▶ [STATED TASK] Each record is to be transcribed exactly.

--- begin RECORDS ---

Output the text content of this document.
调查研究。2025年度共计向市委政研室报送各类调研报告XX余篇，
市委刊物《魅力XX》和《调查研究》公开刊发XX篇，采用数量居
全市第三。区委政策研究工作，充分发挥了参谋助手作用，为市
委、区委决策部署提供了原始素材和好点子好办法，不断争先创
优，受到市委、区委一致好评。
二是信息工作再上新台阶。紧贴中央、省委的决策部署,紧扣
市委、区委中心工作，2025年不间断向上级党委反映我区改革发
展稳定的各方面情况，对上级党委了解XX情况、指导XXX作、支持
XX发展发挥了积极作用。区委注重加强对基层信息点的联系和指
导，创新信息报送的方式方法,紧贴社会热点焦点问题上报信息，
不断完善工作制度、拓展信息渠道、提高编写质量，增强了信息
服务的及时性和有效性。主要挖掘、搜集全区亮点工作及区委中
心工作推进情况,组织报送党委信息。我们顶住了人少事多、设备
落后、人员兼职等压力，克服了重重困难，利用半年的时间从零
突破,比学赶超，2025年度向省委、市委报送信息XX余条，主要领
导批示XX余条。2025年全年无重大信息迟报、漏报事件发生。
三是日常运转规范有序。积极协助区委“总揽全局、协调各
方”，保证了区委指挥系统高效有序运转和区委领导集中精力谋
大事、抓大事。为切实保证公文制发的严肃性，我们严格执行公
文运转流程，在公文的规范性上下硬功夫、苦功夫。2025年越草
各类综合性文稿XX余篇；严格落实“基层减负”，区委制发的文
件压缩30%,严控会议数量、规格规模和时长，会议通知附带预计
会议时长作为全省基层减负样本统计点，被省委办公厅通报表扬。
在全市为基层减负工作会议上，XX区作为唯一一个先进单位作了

--- end RECORDS ---

▶ [FINAL RESULT]
Output the text content of this document.
调查研究。2025年度共计向市委政研室报送各类调研报告XX余篇，
市委刊物《魅力XX》和《调查研究》公开刊发XX篇，采用数量居
全市第三。区委政策研究工作，充分发挥了参谋助手作用，为市
委、区委决策部署提供了原始素材和好点子好办法，不断争先创
优，受到市委、区委一致好评。
二是信息工作再上新台阶。紧贴中央、省委的决策部署,紧扣
市委、区委中心工作，2025年不间断向上级党委反映我区改革发
展稳定的各方面情况，对上级党委了解XX情况、指导XXX作、支持
XX发展发挥了积极作用。区委注重加强对基层信息点的联系和指
导，创新信息报送的方式方法,紧贴社会热点焦点问题上报信息，
不断完善工作制度、拓展信息渠道、提高编写质量，增强了信息
服务的及时性和有效性。主要挖掘、搜集全区亮点工作及区委中
心工作推进情况,组织报送党委信息。我们顶住了人少事多、设备
落后、人员兼职等压力，克服了重重困难，利用半年的时间从零
突破,比学赶超，2025年度向省委、市委报送信息XX余条，主要领
导批示XX余条。2025年全年无重大信息迟报、漏报事件发生。
三是日常运转规范有序。积极协助区委“总揽全局、协调各
方”，保证了区委指挥系统高效有序运转和区委领导集中精力谋
大事、抓大事。为切实保证公文制发的严肃性，我们严格执行公
文运转流程，在公文的规范性上下硬功夫、苦功夫。2025年越草
各类综合性文稿XX余篇；严格落实“基层减负”，区委制发的文
件压缩30%,严控会议数量、规格规模和时长，会议通知附带预计
会议时长作为全省基层减负样本统计点，被省委办公厅通报表扬。
在全市为基层减负工作会议上，XX区作为唯一一个先进单位作了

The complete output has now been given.